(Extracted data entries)
>> Begin

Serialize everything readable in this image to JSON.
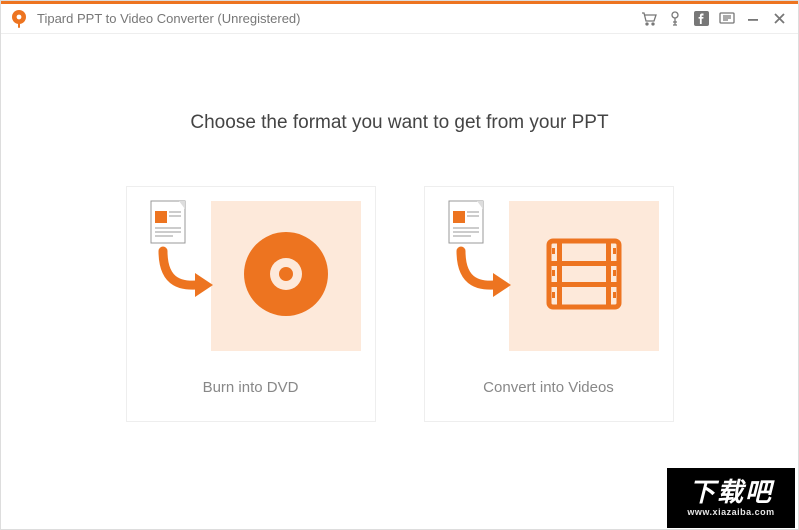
{
  "title": "Tipard PPT to Video Converter (Unregistered)",
  "heading": "Choose the format you want to get from your PPT",
  "cards": {
    "dvd": {
      "label": "Burn into DVD"
    },
    "video": {
      "label": "Convert into Videos"
    }
  },
  "watermark": {
    "text": "下载吧",
    "url": "www.xiazaiba.com"
  },
  "colors": {
    "accent": "#ED7420",
    "tile": "#FDE9DA"
  }
}
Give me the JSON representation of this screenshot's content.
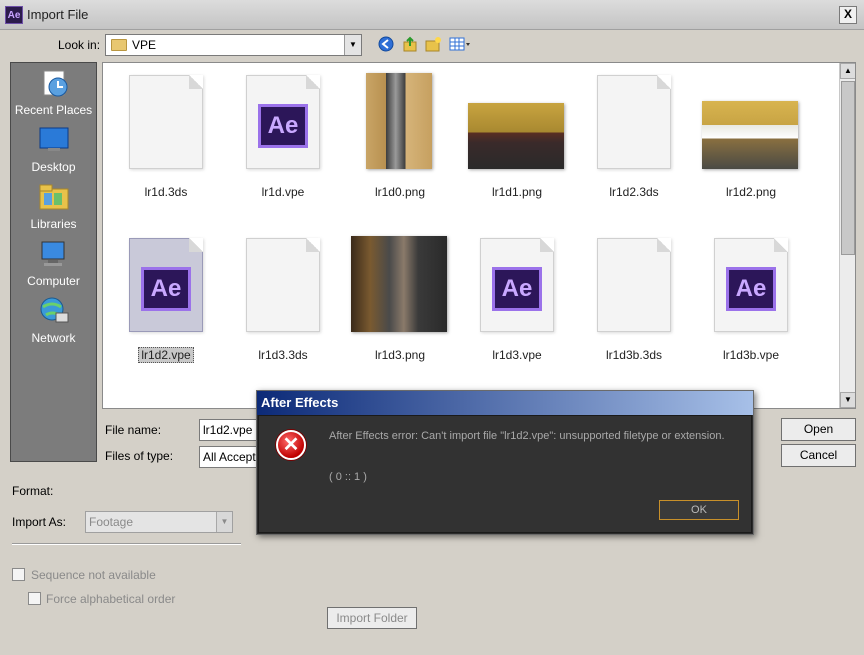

>> End

Goal: Copy the listing over exactly, skipping the pictures it holds.

The completed task:
Serialize everything readable in this image to JSON.
{
  "title": "Tipard PPT to Video Converter (Unregistered)",
  "heading": "Choose the format you want to get from your PPT",
  "cards": {
    "dvd": {
      "label": "Burn into DVD"
    },
    "video": {
      "label": "Convert into Videos"
    }
  },
  "watermark": {
    "text": "下载吧",
    "url": "www.xiazaiba.com"
  },
  "colors": {
    "accent": "#ED7420",
    "tile": "#FDE9DA"
  }
}
Give me the JSON representation of this screenshot's content.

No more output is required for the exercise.